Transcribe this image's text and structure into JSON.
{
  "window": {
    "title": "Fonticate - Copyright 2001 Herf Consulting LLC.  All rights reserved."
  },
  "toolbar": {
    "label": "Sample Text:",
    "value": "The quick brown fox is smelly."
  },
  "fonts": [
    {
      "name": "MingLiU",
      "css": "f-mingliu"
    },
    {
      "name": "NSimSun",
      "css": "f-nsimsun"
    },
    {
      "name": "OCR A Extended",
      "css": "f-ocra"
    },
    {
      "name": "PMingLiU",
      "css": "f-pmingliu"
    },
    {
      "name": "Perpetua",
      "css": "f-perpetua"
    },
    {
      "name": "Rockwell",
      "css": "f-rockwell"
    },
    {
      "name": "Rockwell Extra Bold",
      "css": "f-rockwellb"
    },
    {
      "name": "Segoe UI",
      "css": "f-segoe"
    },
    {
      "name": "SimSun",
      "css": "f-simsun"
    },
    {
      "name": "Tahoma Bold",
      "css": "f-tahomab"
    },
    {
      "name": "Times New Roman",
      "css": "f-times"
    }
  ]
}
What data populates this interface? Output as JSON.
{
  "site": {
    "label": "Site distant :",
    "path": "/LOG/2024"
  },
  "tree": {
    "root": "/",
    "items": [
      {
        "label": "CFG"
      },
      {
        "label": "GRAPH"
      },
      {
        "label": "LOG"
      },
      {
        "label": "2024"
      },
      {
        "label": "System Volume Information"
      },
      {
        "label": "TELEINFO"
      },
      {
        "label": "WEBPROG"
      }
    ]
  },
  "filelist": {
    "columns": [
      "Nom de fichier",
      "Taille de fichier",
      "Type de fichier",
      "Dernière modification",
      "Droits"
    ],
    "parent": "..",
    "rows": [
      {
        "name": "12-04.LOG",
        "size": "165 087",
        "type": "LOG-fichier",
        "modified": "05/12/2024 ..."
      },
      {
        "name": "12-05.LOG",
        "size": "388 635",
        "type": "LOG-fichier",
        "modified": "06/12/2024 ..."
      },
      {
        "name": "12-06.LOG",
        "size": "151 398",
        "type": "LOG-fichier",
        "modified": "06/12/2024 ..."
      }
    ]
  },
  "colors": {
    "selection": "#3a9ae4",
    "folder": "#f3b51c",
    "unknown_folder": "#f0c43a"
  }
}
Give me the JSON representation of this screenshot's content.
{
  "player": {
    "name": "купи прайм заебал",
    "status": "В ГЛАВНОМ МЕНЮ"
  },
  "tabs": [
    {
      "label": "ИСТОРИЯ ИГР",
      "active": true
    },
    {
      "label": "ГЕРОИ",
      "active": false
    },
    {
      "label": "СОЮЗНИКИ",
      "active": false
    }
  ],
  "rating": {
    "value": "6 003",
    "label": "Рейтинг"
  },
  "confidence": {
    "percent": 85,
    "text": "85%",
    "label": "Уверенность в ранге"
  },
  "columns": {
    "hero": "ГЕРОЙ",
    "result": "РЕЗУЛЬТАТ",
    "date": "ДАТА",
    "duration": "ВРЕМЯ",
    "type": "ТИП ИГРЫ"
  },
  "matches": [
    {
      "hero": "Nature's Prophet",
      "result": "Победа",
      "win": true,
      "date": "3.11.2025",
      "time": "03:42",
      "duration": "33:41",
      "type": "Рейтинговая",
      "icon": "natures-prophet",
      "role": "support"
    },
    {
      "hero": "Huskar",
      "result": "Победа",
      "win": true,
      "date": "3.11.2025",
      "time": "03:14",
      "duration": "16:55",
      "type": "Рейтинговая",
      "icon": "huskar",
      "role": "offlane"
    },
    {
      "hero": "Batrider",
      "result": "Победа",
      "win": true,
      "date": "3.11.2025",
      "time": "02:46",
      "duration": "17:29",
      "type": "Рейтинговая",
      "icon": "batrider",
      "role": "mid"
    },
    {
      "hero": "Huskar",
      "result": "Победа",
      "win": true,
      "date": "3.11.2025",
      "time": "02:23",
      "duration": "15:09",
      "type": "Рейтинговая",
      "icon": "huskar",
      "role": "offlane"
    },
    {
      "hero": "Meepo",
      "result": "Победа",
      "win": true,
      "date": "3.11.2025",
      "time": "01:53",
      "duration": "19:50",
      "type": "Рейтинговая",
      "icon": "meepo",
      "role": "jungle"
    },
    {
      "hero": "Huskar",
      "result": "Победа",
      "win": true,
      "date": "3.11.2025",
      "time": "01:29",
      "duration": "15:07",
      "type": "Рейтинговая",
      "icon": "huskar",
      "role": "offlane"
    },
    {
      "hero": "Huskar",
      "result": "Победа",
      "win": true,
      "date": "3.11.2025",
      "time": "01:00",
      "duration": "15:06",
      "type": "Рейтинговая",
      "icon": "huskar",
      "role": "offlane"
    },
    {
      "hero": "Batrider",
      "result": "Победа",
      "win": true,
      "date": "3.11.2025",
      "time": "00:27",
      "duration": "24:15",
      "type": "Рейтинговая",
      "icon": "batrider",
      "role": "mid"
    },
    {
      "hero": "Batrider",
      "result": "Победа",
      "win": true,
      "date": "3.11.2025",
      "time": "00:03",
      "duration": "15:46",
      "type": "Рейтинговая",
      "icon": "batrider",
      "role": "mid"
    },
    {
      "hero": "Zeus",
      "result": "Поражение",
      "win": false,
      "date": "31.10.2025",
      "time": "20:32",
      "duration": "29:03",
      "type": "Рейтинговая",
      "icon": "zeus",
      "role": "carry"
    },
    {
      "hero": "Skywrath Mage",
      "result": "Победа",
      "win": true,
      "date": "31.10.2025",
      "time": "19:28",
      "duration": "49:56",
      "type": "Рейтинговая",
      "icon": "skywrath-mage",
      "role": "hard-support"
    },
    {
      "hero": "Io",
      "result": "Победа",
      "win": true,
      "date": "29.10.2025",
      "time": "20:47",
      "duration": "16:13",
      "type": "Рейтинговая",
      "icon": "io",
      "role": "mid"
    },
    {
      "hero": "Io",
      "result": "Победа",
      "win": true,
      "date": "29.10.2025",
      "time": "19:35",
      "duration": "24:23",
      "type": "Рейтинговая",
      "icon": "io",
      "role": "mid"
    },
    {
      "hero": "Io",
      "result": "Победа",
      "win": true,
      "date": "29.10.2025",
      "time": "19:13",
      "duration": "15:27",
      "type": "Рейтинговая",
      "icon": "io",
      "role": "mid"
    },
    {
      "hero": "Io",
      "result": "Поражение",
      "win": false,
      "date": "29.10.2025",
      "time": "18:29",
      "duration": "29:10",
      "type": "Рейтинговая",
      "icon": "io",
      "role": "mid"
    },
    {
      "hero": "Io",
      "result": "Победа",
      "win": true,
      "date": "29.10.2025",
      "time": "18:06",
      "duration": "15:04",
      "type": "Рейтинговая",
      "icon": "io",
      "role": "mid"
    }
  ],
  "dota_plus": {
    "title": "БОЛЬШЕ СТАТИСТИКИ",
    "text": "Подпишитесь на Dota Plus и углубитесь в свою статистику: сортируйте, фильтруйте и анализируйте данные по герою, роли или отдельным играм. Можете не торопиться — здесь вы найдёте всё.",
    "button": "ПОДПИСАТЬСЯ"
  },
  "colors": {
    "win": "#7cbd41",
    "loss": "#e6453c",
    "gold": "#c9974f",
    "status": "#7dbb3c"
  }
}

^^^^^^^^^^^^^^^^

→ **OBJECTIVE**:
Extract the whole listing, character for character.

→ **OUTPUT FOR THIS TASK**:
Transcribe this image's text and structure into JSON.
{
  "window": {
    "title": "Fonticate - Copyright 2001 Herf Consulting LLC.  All rights reserved."
  },
  "toolbar": {
    "label": "Sample Text:",
    "value": "The quick brown fox is smelly."
  },
  "fonts": [
    {
      "name": "MingLiU",
      "css": "f-mingliu"
    },
    {
      "name": "NSimSun",
      "css": "f-nsimsun"
    },
    {
      "name": "OCR A Extended",
      "css": "f-ocra"
    },
    {
      "name": "PMingLiU",
      "css": "f-pmingliu"
    },
    {
      "name": "Perpetua",
      "css": "f-perpetua"
    },
    {
      "name": "Rockwell",
      "css": "f-rockwell"
    },
    {
      "name": "Rockwell Extra Bold",
      "css": "f-rockwellb"
    },
    {
      "name": "Segoe UI",
      "css": "f-segoe"
    },
    {
      "name": "SimSun",
      "css": "f-simsun"
    },
    {
      "name": "Tahoma Bold",
      "css": "f-tahomab"
    },
    {
      "name": "Times New Roman",
      "css": "f-times"
    }
  ]
}
What data populates this interface? Output as JSON.
{
  "site": {
    "label": "Site distant :",
    "path": "/LOG/2024"
  },
  "tree": {
    "root": "/",
    "items": [
      {
        "label": "CFG"
      },
      {
        "label": "GRAPH"
      },
      {
        "label": "LOG"
      },
      {
        "label": "2024"
      },
      {
        "label": "System Volume Information"
      },
      {
        "label": "TELEINFO"
      },
      {
        "label": "WEBPROG"
      }
    ]
  },
  "filelist": {
    "columns": [
      "Nom de fichier",
      "Taille de fichier",
      "Type de fichier",
      "Dernière modification",
      "Droits"
    ],
    "parent": "..",
    "rows": [
      {
        "name": "12-04.LOG",
        "size": "165 087",
        "type": "LOG-fichier",
        "modified": "05/12/2024 ..."
      },
      {
        "name": "12-05.LOG",
        "size": "388 635",
        "type": "LOG-fichier",
        "modified": "06/12/2024 ..."
      },
      {
        "name": "12-06.LOG",
        "size": "151 398",
        "type": "LOG-fichier",
        "modified": "06/12/2024 ..."
      }
    ]
  },
  "colors": {
    "selection": "#3a9ae4",
    "folder": "#f3b51c",
    "unknown_folder": "#f0c43a"
  }
}
Give me the JSON representation of this screenshot's content.
{
  "player": {
    "name": "купи прайм заебал",
    "status": "В ГЛАВНОМ МЕНЮ"
  },
  "tabs": [
    {
      "label": "ИСТОРИЯ ИГР",
      "active": true
    },
    {
      "label": "ГЕРОИ",
      "active": false
    },
    {
      "label": "СОЮЗНИКИ",
      "active": false
    }
  ],
  "rating": {
    "value": "6 003",
    "label": "Рейтинг"
  },
  "confidence": {
    "percent": 85,
    "text": "85%",
    "label": "Уверенность в ранге"
  },
  "columns": {
    "hero": "ГЕРОЙ",
    "result": "РЕЗУЛЬТАТ",
    "date": "ДАТА",
    "duration": "ВРЕМЯ",
    "type": "ТИП ИГРЫ"
  },
  "matches": [
    {
      "hero": "Nature's Prophet",
      "result": "Победа",
      "win": true,
      "date": "3.11.2025",
      "time": "03:42",
      "duration": "33:41",
      "type": "Рейтинговая",
      "icon": "natures-prophet",
      "role": "support"
    },
    {
      "hero": "Huskar",
      "result": "Победа",
      "win": true,
      "date": "3.11.2025",
      "time": "03:14",
      "duration": "16:55",
      "type": "Рейтинговая",
      "icon": "huskar",
      "role": "offlane"
    },
    {
      "hero": "Batrider",
      "result": "Победа",
      "win": true,
      "date": "3.11.2025",
      "time": "02:46",
      "duration": "17:29",
      "type": "Рейтинговая",
      "icon": "batrider",
      "role": "mid"
    },
    {
      "hero": "Huskar",
      "result": "Победа",
      "win": true,
      "date": "3.11.2025",
      "time": "02:23",
      "duration": "15:09",
      "type": "Рейтинговая",
      "icon": "huskar",
      "role": "offlane"
    },
    {
      "hero": "Meepo",
      "result": "Победа",
      "win": true,
      "date": "3.11.2025",
      "time": "01:53",
      "duration": "19:50",
      "type": "Рейтинговая",
      "icon": "meepo",
      "role": "jungle"
    },
    {
      "hero": "Huskar",
      "result": "Победа",
      "win": true,
      "date": "3.11.2025",
      "time": "01:29",
      "duration": "15:07",
      "type": "Рейтинговая",
      "icon": "huskar",
      "role": "offlane"
    },
    {
      "hero": "Huskar",
      "result": "Победа",
      "win": true,
      "date": "3.11.2025",
      "time": "01:00",
      "duration": "15:06",
      "type": "Рейтинговая",
      "icon": "huskar",
      "role": "offlane"
    },
    {
      "hero": "Batrider",
      "result": "Победа",
      "win": true,
      "date": "3.11.2025",
      "time": "00:27",
      "duration": "24:15",
      "type": "Рейтинговая",
      "icon": "batrider",
      "role": "mid"
    },
    {
      "hero": "Batrider",
      "result": "Победа",
      "win": true,
      "date": "3.11.2025",
      "time": "00:03",
      "duration": "15:46",
      "type": "Рейтинговая",
      "icon": "batrider",
      "role": "mid"
    },
    {
      "hero": "Zeus",
      "result": "Поражение",
      "win": false,
      "date": "31.10.2025",
      "time": "20:32",
      "duration": "29:03",
      "type": "Рейтинговая",
      "icon": "zeus",
      "role": "carry"
    },
    {
      "hero": "Skywrath Mage",
      "result": "Победа",
      "win": true,
      "date": "31.10.2025",
      "time": "19:28",
      "duration": "49:56",
      "type": "Рейтинговая",
      "icon": "skywrath-mage",
      "role": "hard-support"
    },
    {
      "hero": "Io",
      "result": "Победа",
      "win": true,
      "date": "29.10.2025",
      "time": "20:47",
      "duration": "16:13",
      "type": "Рейтинговая",
      "icon": "io",
      "role": "mid"
    },
    {
      "hero": "Io",
      "result": "Победа",
      "win": true,
      "date": "29.10.2025",
      "time": "19:35",
      "duration": "24:23",
      "type": "Рейтинговая",
      "icon": "io",
      "role": "mid"
    },
    {
      "hero": "Io",
      "result": "Победа",
      "win": true,
      "date": "29.10.2025",
      "time": "19:13",
      "duration": "15:27",
      "type": "Рейтинговая",
      "icon": "io",
      "role": "mid"
    },
    {
      "hero": "Io",
      "result": "Поражение",
      "win": false,
      "date": "29.10.2025",
      "time": "18:29",
      "duration": "29:10",
      "type": "Рейтинговая",
      "icon": "io",
      "role": "mid"
    },
    {
      "hero": "Io",
      "result": "Победа",
      "win": true,
      "date": "29.10.2025",
      "time": "18:06",
      "duration": "15:04",
      "type": "Рейтинговая",
      "icon": "io",
      "role": "mid"
    }
  ],
  "dota_plus": {
    "title": "БОЛЬШЕ СТАТИСТИКИ",
    "text": "Подпишитесь на Dota Plus и углубитесь в свою статистику: сортируйте, фильтруйте и анализируйте данные по герою, роли или отдельным играм. Можете не торопиться — здесь вы найдёте всё.",
    "button": "ПОДПИСАТЬСЯ"
  },
  "colors": {
    "win": "#7cbd41",
    "loss": "#e6453c",
    "gold": "#c9974f",
    "status": "#7dbb3c"
  }
}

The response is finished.